* _SET PROBLEM_
Give the data below again exactly as written, without its pictures.

* _PROVIDED INFORMATION_
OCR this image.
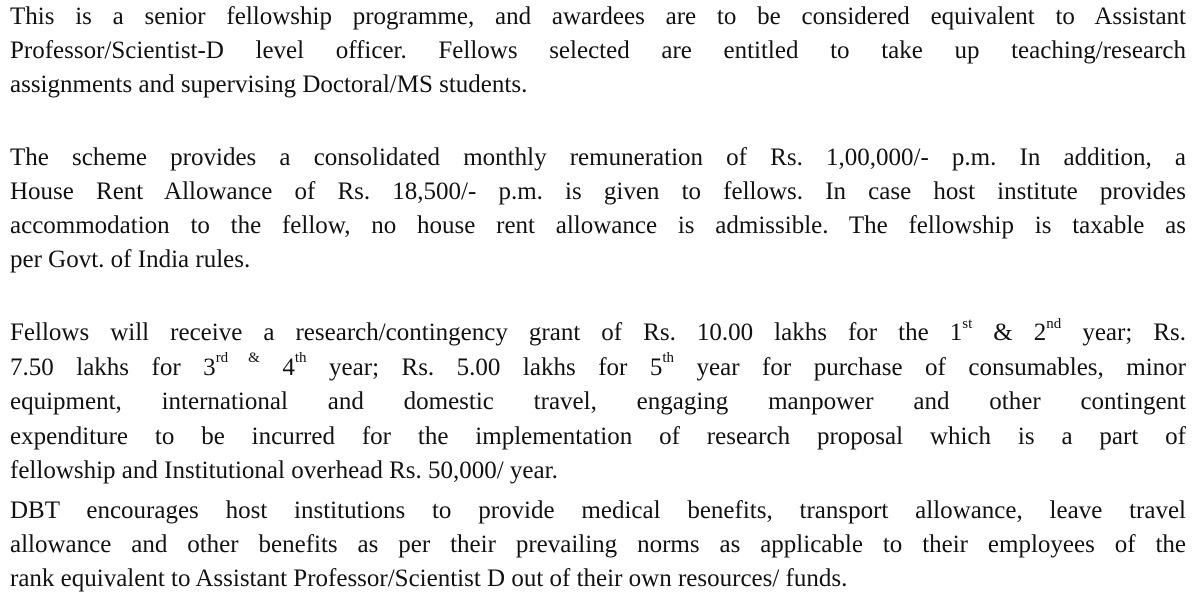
This is a senior fellowship programme, and awardees are to be considered equivalent to Assistant
Professor/Scientist-D level officer. Fellows selected are entitled to take up teaching/research
assignments and supervising Doctoral/MS students.
The scheme provides a consolidated monthly remuneration of Rs. 1,00,000/- p.m. In addition, a
House Rent Allowance of Rs. 18,500/- p.m. is given to fellows. In case host institute provides
accommodation to the fellow, no house rent allowance is admissible. The fellowship is taxable as
per Govt. of India rules.
Fellows will receive a research/contingency grant of Rs. 10.00 lakhs for the 1st & 2nd year; Rs.
7.50 lakhs for $3^{rd \&}$ 4th year; Rs. 5.00 lakhs for 5th year for purchase of consumables, minor
equipment, international and domestic travel, engaging manpower and other contingent
expenditure to be incurred for the implementation of research proposal which is a part of
fellowship and Institutional overhead Rs. 50,000/ year.
DBT encourages host institutions to provide medical benefits, transport allowance, leave travel
allowance and other benefits as per their prevailing norms as applicable to their employees of the
rank equivalent to Assistant Professor/Scientist D out of their own resources/ funds.
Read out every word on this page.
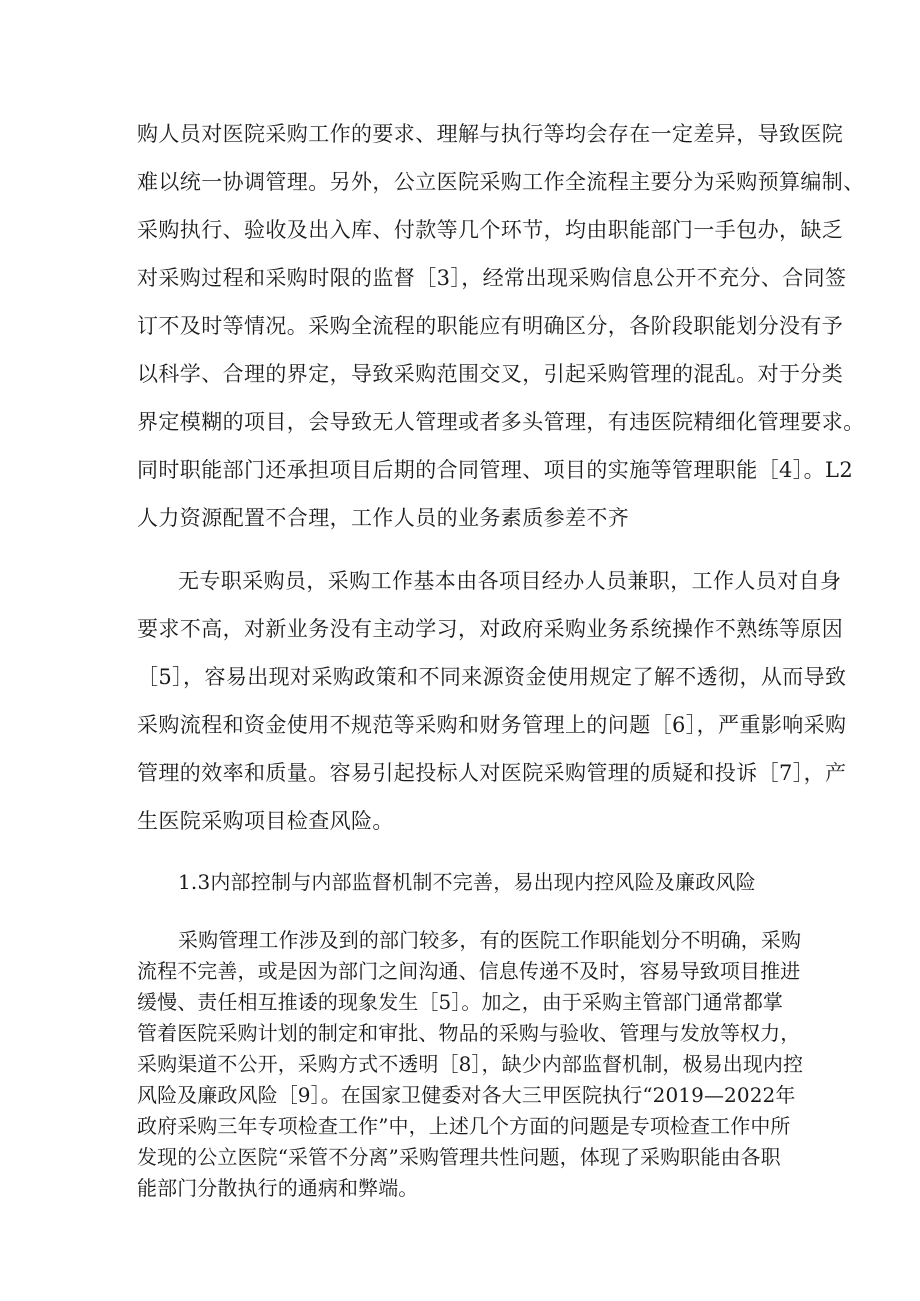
购人员对医院采购工作的要求、理解与执行等均会存在一定差异，导致医院

难以统一协调管理。另外，公立医院采购工作全流程主要分为采购预算编制、

采购执行、验收及出入库、付款等几个环节，均由职能部门一手包办，缺乏

对采购过程和采购时限的监督［3］，经常出现采购信息公开不充分、合同签

订不及时等情况。采购全流程的职能应有明确区分，各阶段职能划分没有予

以科学、合理的界定，导致采购范围交叉，引起采购管理的混乱。对于分类

界定模糊的项目，会导致无人管理或者多头管理，有违医院精细化管理要求。

同时职能部门还承担项目后期的合同管理、项目的实施等管理职能［4］。L2

人力资源配置不合理，工作人员的业务素质参差不齐

无专职采购员，采购工作基本由各项目经办人员兼职，工作人员对自身

要求不高，对新业务没有主动学习，对政府采购业务系统操作不熟练等原因

［5］，容易出现对采购政策和不同来源资金使用规定了解不透彻，从而导致

采购流程和资金使用不规范等采购和财务管理上的问题［6］，严重影响采购

管理的效率和质量。容易引起投标人对医院采购管理的质疑和投诉［7］，产

生医院采购项目检查风险。

1.3内部控制与内部监督机制不完善，易出现内控风险及廉政风险

采购管理工作涉及到的部门较多，有的医院工作职能划分不明确，采购

流程不完善，或是因为部门之间沟通、信息传递不及时，容易导致项目推进

缓慢、责任相互推诿的现象发生［5］。加之，由于采购主管部门通常都掌

管着医院采购计划的制定和审批、物品的采购与验收、管理与发放等权力，

采购渠道不公开，采购方式不透明［8］，缺少内部监督机制，极易出现内控

风险及廉政风险［9］。在国家卫健委对各大三甲医院执行“2019—2022年

政府采购三年专项检查工作”中，上述几个方面的问题是专项检查工作中所

发现的公立医院“采管不分离”采购管理共性问题，体现了采购职能由各职

能部门分散执行的通病和弊端。
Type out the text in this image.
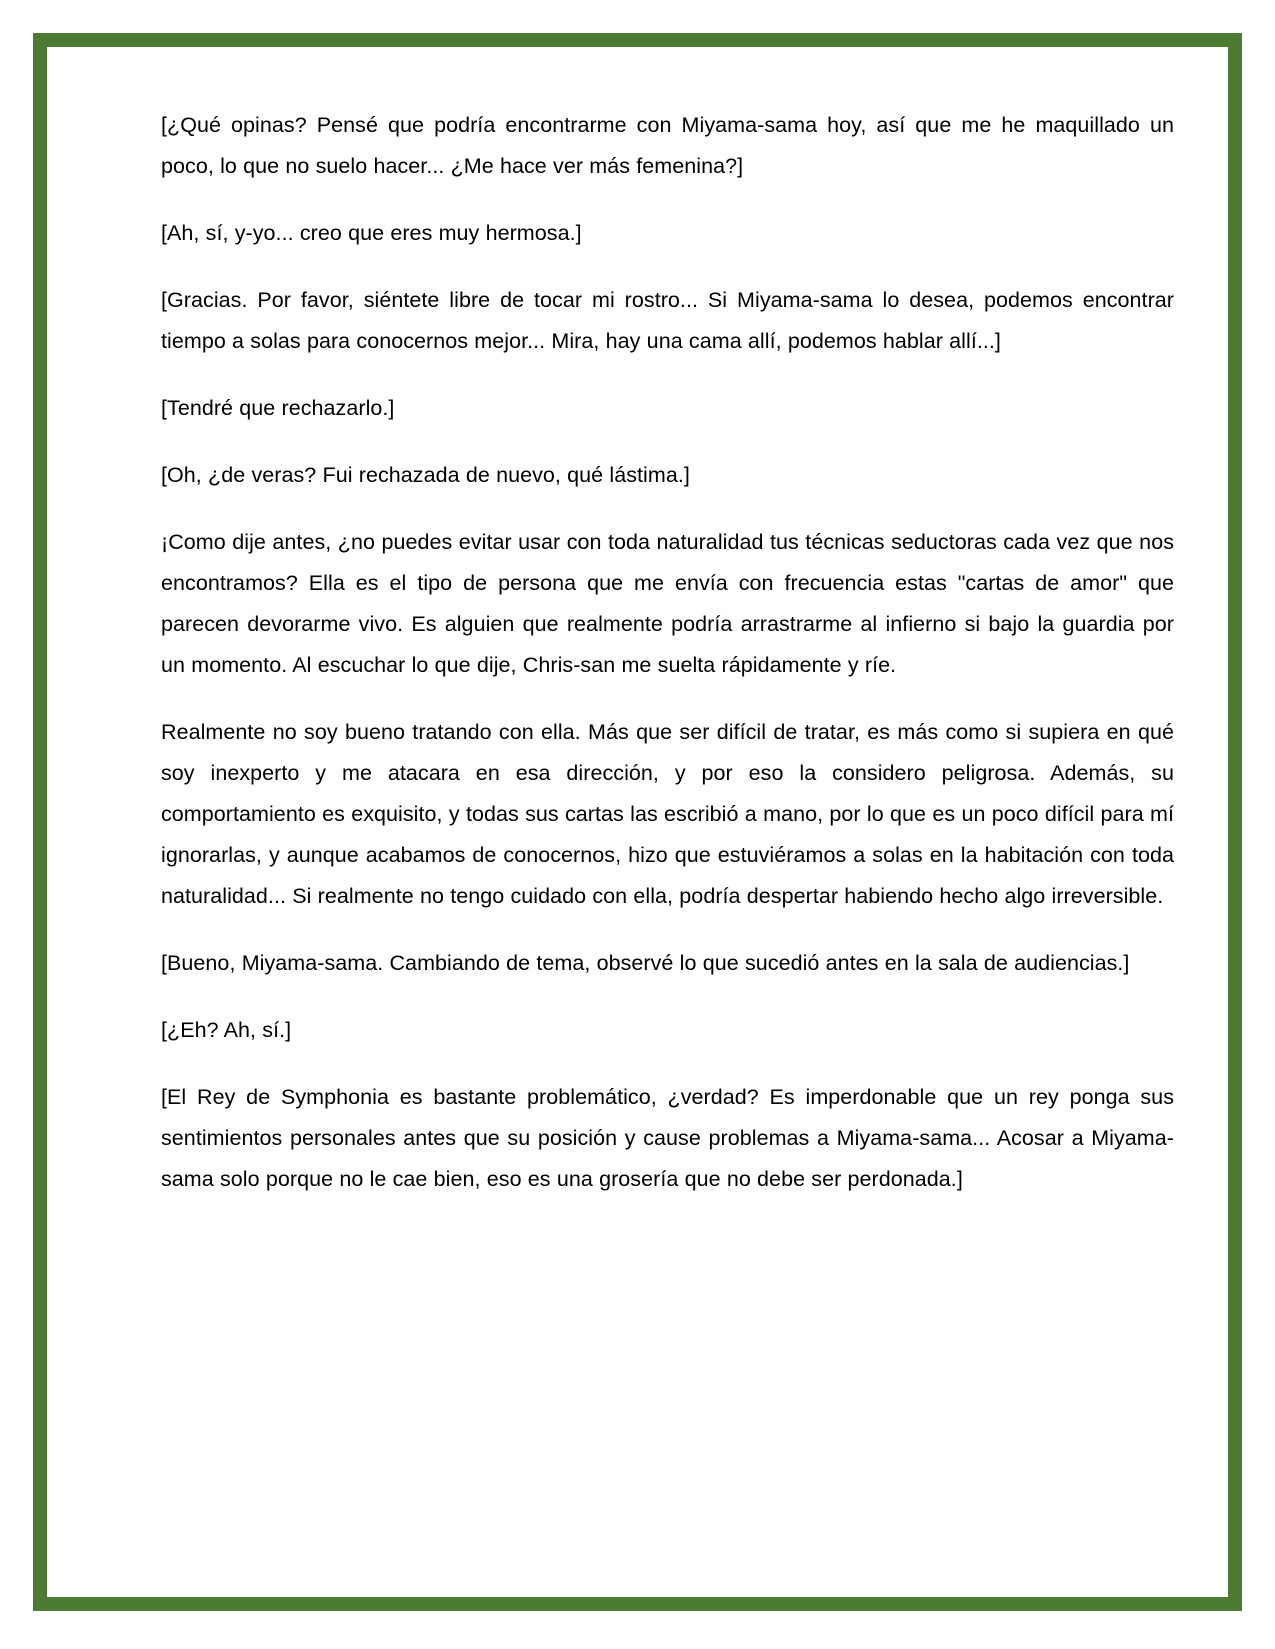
[¿Qué opinas? Pensé que podría encontrarme con Miyama-sama hoy, así que me he maquillado un poco, lo que no suelo hacer... ¿Me hace ver más femenina?]

[Ah, sí, y-yo... creo que eres muy hermosa.]

[Gracias. Por favor, siéntete libre de tocar mi rostro... Si Miyama-sama lo desea, podemos encontrar tiempo a solas para conocernos mejor... Mira, hay una cama allí, podemos hablar allí...]

[Tendré que rechazarlo.]

[Oh, ¿de veras? Fui rechazada de nuevo, qué lástima.]

¡Como dije antes, ¿no puedes evitar usar con toda naturalidad tus técnicas seductoras cada vez que nos encontramos? Ella es el tipo de persona que me envía con frecuencia estas "cartas de amor" que parecen devorarme vivo. Es alguien que realmente podría arrastrarme al infierno si bajo la guardia por un momento. Al escuchar lo que dije, Chris-san me suelta rápidamente y ríe.

Realmente no soy bueno tratando con ella. Más que ser difícil de tratar, es más como si supiera en qué soy inexperto y me atacara en esa dirección, y por eso la considero peligrosa. Además, su comportamiento es exquisito, y todas sus cartas las escribió a mano, por lo que es un poco difícil para mí ignorarlas, y aunque acabamos de conocernos, hizo que estuviéramos a solas en la habitación con toda naturalidad... Si realmente no tengo cuidado con ella, podría despertar habiendo hecho algo irreversible.

[Bueno, Miyama-sama. Cambiando de tema, observé lo que sucedió antes en la sala de audiencias.]

[¿Eh? Ah, sí.]

[El Rey de Symphonia es bastante problemático, ¿verdad? Es imperdonable que un rey ponga sus sentimientos personales antes que su posición y cause problemas a Miyama-sama... Acosar a Miyama-sama solo porque no le cae bien, eso es una grosería que no debe ser perdonada.]
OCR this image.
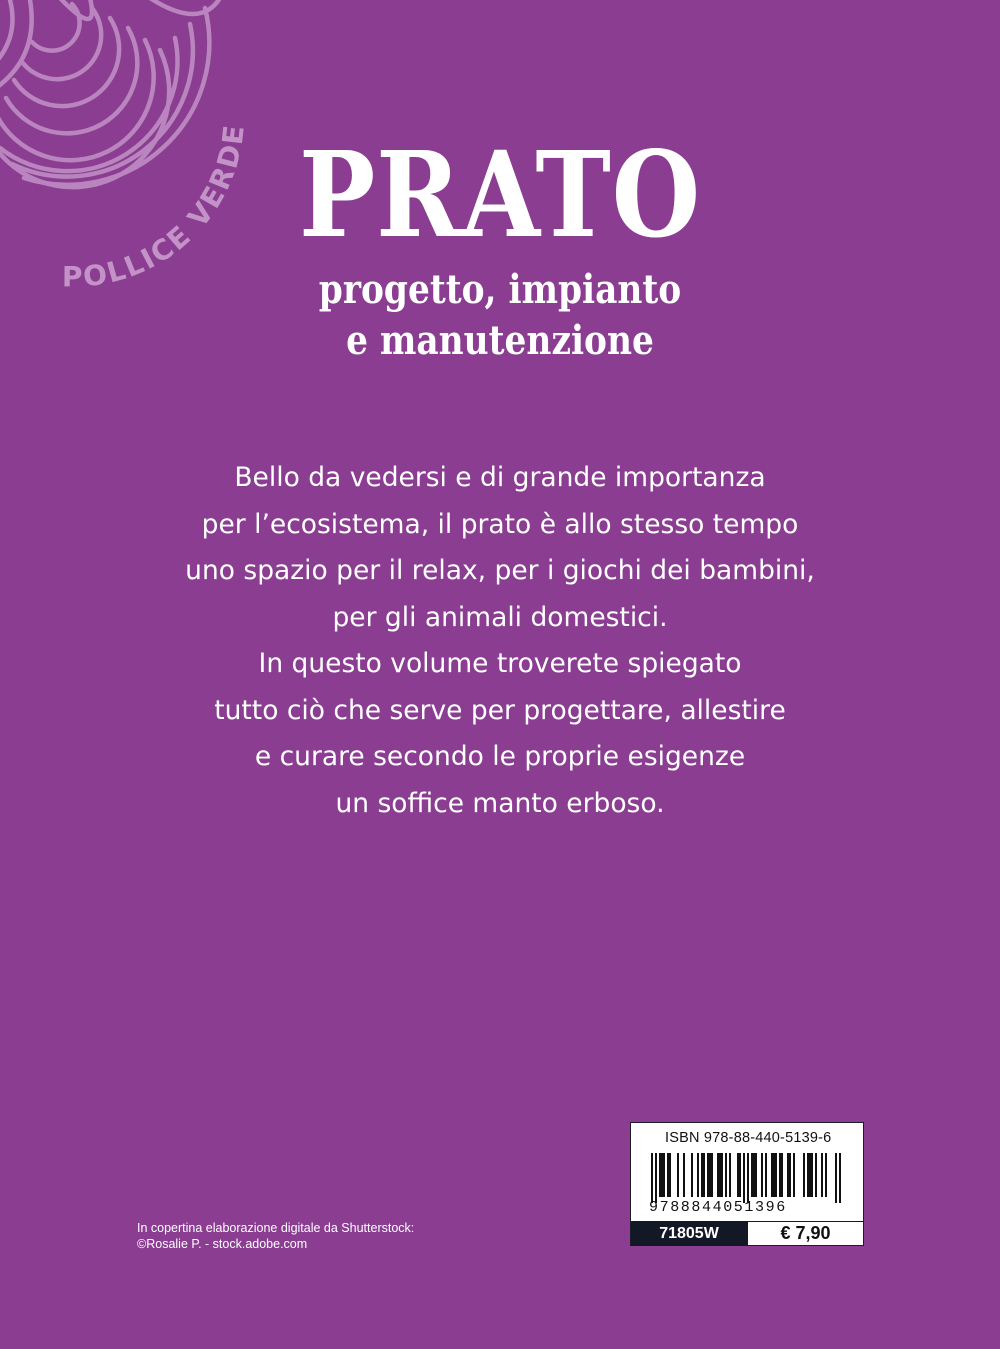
POLLICE VERDE PRATO
progetto, impianto
e manutenzione
Bello da vedersi e di grande importanza
per l’ecosistema, il prato è allo stesso tempo
uno spazio per il relax, per i giochi dei bambini,
per gli animali domestici.
In questo volume troverete spiegato
tutto ciò che serve per progettare, allestire
e curare secondo le proprie esigenze
un soffice manto erboso.
In copertina elaborazione digitale da Shutterstock:
©Rosalie P. - stock.adobe.com
ISBN 978-88-440-5139-6
9788844051396
71805W	€ 7,90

* _EXPECTED OUTPUT_
OCR this image.
This is a senior fellowship programme, and awardees are to be considered equivalent to Assistant
Professor/Scientist-D level officer. Fellows selected are entitled to take up teaching/research
assignments and supervising Doctoral/MS students.
The scheme provides a consolidated monthly remuneration of Rs. 1,00,000/- p.m. In addition, a
House Rent Allowance of Rs. 18,500/- p.m. is given to fellows. In case host institute provides
accommodation to the fellow, no house rent allowance is admissible. The fellowship is taxable as
per Govt. of India rules.
Fellows will receive a research/contingency grant of Rs. 10.00 lakhs for the 1st & 2nd year; Rs.
7.50 lakhs for $3^{rd \&}$ 4th year; Rs. 5.00 lakhs for 5th year for purchase of consumables, minor
equipment, international and domestic travel, engaging manpower and other contingent
expenditure to be incurred for the implementation of research proposal which is a part of
fellowship and Institutional overhead Rs. 50,000/ year.
DBT encourages host institutions to provide medical benefits, transport allowance, leave travel
allowance and other benefits as per their prevailing norms as applicable to their employees of the
rank equivalent to Assistant Professor/Scientist D out of their own resources/ funds.
Read out every word on this page.
购人员对医院采购工作的要求、理解与执行等均会存在一定差异，导致医院

难以统一协调管理。另外，公立医院采购工作全流程主要分为采购预算编制、

采购执行、验收及出入库、付款等几个环节，均由职能部门一手包办，缺乏

对采购过程和采购时限的监督［3］，经常出现采购信息公开不充分、合同签

订不及时等情况。采购全流程的职能应有明确区分，各阶段职能划分没有予

以科学、合理的界定，导致采购范围交叉，引起采购管理的混乱。对于分类

界定模糊的项目，会导致无人管理或者多头管理，有违医院精细化管理要求。

同时职能部门还承担项目后期的合同管理、项目的实施等管理职能［4］。L2

人力资源配置不合理，工作人员的业务素质参差不齐

无专职采购员，采购工作基本由各项目经办人员兼职，工作人员对自身

要求不高，对新业务没有主动学习，对政府采购业务系统操作不熟练等原因

［5］，容易出现对采购政策和不同来源资金使用规定了解不透彻，从而导致

采购流程和资金使用不规范等采购和财务管理上的问题［6］，严重影响采购

管理的效率和质量。容易引起投标人对医院采购管理的质疑和投诉［7］，产

生医院采购项目检查风险。

1.3内部控制与内部监督机制不完善，易出现内控风险及廉政风险

采购管理工作涉及到的部门较多，有的医院工作职能划分不明确，采购

流程不完善，或是因为部门之间沟通、信息传递不及时，容易导致项目推进

缓慢、责任相互推诿的现象发生［5］。加之，由于采购主管部门通常都掌

管着医院采购计划的制定和审批、物品的采购与验收、管理与发放等权力，

采购渠道不公开，采购方式不透明［8］，缺少内部监督机制，极易出现内控

风险及廉政风险［9］。在国家卫健委对各大三甲医院执行“2019—2022年

政府采购三年专项检查工作”中，上述几个方面的问题是专项检查工作中所

发现的公立医院“采管不分离”采购管理共性问题，体现了采购职能由各职

能部门分散执行的通病和弊端。
Type out the text in this image.
[¿Qué opinas? Pensé que podría encontrarme con Miyama-sama hoy, así que me he maquillado un poco, lo que no suelo hacer... ¿Me hace ver más femenina?]

[Ah, sí, y-yo... creo que eres muy hermosa.]

[Gracias. Por favor, siéntete libre de tocar mi rostro... Si Miyama-sama lo desea, podemos encontrar tiempo a solas para conocernos mejor... Mira, hay una cama allí, podemos hablar allí...]

[Tendré que rechazarlo.]

[Oh, ¿de veras? Fui rechazada de nuevo, qué lástima.]

¡Como dije antes, ¿no puedes evitar usar con toda naturalidad tus técnicas seductoras cada vez que nos encontramos? Ella es el tipo de persona que me envía con frecuencia estas "cartas de amor" que parecen devorarme vivo. Es alguien que realmente podría arrastrarme al infierno si bajo la guardia por un momento. Al escuchar lo que dije, Chris-san me suelta rápidamente y ríe.

Realmente no soy bueno tratando con ella. Más que ser difícil de tratar, es más como si supiera en qué soy inexperto y me atacara en esa dirección, y por eso la considero peligrosa. Además, su comportamiento es exquisito, y todas sus cartas las escribió a mano, por lo que es un poco difícil para mí ignorarlas, y aunque acabamos de conocernos, hizo que estuviéramos a solas en la habitación con toda naturalidad... Si realmente no tengo cuidado con ella, podría despertar habiendo hecho algo irreversible.

[Bueno, Miyama-sama. Cambiando de tema, observé lo que sucedió antes en la sala de audiencias.]

[¿Eh? Ah, sí.]

[El Rey de Symphonia es bastante problemático, ¿verdad? Es imperdonable que un rey ponga sus sentimientos personales antes que su posición y cause problemas a Miyama-sama... Acosar a Miyama-sama solo porque no le cae bien, eso es una grosería que no debe ser perdonada.]
OCR this image.
POLLICE VERDE PRATO
progetto, impianto
e manutenzione
Bello da vedersi e di grande importanza
per l’ecosistema, il prato è allo stesso tempo
uno spazio per il relax, per i giochi dei bambini,
per gli animali domestici.
In questo volume troverete spiegato
tutto ciò che serve per progettare, allestire
e curare secondo le proprie esigenze
un soffice manto erboso.
In copertina elaborazione digitale da Shutterstock:
©Rosalie P. - stock.adobe.com
ISBN 978-88-440-5139-6
9788844051396
71805W	€ 7,90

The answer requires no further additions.